→ EXERCISE DETAILS
Locate the string "position" in the records below. Copy every line where it occurs.

----- SUPPLIED RECORDS -----

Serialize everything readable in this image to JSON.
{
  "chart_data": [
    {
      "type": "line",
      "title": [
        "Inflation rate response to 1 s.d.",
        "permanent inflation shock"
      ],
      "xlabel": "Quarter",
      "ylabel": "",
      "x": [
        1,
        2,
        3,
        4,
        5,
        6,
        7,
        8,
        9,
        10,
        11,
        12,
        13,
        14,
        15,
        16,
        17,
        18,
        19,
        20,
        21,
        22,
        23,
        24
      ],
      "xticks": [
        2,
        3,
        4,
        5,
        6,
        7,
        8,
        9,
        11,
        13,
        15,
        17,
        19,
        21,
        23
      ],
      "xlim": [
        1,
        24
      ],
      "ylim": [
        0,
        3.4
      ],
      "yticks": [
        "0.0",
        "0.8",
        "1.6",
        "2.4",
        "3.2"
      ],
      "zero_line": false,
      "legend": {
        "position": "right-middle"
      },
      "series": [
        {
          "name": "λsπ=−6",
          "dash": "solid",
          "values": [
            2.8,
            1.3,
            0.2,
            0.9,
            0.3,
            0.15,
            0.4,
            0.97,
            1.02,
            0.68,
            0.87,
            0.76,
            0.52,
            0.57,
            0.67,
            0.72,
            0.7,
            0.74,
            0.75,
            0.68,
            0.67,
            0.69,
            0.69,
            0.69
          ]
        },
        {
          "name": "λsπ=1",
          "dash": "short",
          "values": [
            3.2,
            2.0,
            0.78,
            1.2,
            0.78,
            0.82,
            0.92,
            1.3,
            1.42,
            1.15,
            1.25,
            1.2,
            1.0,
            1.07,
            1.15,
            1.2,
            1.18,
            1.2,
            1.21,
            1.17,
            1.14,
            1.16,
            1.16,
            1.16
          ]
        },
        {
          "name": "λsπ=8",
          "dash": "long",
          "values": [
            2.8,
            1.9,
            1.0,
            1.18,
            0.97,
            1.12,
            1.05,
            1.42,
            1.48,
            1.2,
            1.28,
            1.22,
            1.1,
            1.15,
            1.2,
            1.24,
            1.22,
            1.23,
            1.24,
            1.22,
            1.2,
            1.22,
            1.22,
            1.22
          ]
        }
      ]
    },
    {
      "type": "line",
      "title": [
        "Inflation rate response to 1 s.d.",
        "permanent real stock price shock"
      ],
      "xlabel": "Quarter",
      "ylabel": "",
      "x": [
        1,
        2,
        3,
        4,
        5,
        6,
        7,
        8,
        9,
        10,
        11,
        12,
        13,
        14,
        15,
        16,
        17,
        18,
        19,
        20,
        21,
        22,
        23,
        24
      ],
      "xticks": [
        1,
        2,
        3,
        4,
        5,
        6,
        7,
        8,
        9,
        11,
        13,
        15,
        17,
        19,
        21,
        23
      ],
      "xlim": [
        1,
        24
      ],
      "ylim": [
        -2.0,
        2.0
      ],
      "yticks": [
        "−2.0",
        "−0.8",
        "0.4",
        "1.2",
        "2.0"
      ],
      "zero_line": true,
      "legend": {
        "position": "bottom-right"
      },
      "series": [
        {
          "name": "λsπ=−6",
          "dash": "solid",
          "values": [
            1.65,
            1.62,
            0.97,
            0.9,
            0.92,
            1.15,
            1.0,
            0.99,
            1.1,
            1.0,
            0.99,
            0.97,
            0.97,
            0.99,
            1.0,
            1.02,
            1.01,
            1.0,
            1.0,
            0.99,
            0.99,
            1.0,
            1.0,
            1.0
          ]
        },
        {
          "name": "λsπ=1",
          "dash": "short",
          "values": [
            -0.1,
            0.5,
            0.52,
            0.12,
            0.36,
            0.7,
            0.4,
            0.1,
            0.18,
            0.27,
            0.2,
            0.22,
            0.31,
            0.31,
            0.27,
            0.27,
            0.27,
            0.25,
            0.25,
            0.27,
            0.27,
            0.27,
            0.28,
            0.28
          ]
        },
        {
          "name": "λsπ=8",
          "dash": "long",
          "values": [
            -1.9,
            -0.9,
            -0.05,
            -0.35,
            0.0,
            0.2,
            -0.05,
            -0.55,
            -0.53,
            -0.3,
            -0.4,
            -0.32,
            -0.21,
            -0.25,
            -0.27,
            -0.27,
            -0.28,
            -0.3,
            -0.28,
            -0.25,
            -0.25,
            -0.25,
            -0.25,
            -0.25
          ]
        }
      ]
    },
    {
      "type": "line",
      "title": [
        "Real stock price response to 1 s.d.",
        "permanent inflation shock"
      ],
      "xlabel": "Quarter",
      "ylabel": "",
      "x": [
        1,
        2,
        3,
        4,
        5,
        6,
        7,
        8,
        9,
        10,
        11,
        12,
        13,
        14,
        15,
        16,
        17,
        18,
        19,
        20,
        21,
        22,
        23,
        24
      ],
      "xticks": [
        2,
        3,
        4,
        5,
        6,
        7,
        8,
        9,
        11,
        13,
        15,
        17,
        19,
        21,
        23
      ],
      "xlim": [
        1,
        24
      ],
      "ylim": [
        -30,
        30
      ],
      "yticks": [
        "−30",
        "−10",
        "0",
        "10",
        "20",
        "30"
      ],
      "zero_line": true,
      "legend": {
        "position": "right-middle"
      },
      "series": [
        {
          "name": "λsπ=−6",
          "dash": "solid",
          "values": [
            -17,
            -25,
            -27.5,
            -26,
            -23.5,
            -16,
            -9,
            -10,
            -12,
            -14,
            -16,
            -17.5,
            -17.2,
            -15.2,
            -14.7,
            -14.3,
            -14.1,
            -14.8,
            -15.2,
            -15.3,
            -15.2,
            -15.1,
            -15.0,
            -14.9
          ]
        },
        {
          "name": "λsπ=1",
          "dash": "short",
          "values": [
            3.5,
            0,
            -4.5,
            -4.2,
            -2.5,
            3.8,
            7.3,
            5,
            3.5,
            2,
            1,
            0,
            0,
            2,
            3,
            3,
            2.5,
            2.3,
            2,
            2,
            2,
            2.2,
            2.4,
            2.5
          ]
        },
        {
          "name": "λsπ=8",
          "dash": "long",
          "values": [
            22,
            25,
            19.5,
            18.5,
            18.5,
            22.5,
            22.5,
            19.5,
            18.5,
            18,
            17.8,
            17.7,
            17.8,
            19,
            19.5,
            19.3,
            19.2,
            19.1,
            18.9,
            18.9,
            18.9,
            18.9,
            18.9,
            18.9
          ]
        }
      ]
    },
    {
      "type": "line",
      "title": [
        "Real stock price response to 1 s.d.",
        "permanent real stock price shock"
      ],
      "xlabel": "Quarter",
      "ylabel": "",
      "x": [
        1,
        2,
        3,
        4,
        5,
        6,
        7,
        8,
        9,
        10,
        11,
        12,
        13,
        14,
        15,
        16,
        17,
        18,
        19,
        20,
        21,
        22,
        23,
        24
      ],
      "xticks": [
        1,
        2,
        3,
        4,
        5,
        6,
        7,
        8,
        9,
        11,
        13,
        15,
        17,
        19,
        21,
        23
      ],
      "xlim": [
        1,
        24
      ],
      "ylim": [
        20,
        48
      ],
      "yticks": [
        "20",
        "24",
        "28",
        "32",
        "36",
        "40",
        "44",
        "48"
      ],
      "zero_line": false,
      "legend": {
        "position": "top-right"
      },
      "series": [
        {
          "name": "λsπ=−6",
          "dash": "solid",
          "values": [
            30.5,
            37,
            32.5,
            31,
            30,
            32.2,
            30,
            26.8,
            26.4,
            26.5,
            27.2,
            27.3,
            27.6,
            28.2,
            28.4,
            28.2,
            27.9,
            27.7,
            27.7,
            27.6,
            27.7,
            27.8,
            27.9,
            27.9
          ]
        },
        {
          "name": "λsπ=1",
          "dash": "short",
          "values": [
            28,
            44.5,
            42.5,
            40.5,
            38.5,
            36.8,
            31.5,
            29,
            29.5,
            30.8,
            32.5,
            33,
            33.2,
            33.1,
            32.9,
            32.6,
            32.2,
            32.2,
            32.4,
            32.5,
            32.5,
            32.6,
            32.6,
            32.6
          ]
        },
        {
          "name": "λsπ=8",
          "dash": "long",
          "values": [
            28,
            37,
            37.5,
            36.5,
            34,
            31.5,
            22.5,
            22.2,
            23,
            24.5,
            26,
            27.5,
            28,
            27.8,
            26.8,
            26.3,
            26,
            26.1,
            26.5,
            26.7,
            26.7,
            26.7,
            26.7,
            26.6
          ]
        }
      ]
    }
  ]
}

-----

→ EXERCISE RESULT
        "position": "right-middle"
        "position": "bottom-right"
        "position": "right-middle"
        "position": "top-right"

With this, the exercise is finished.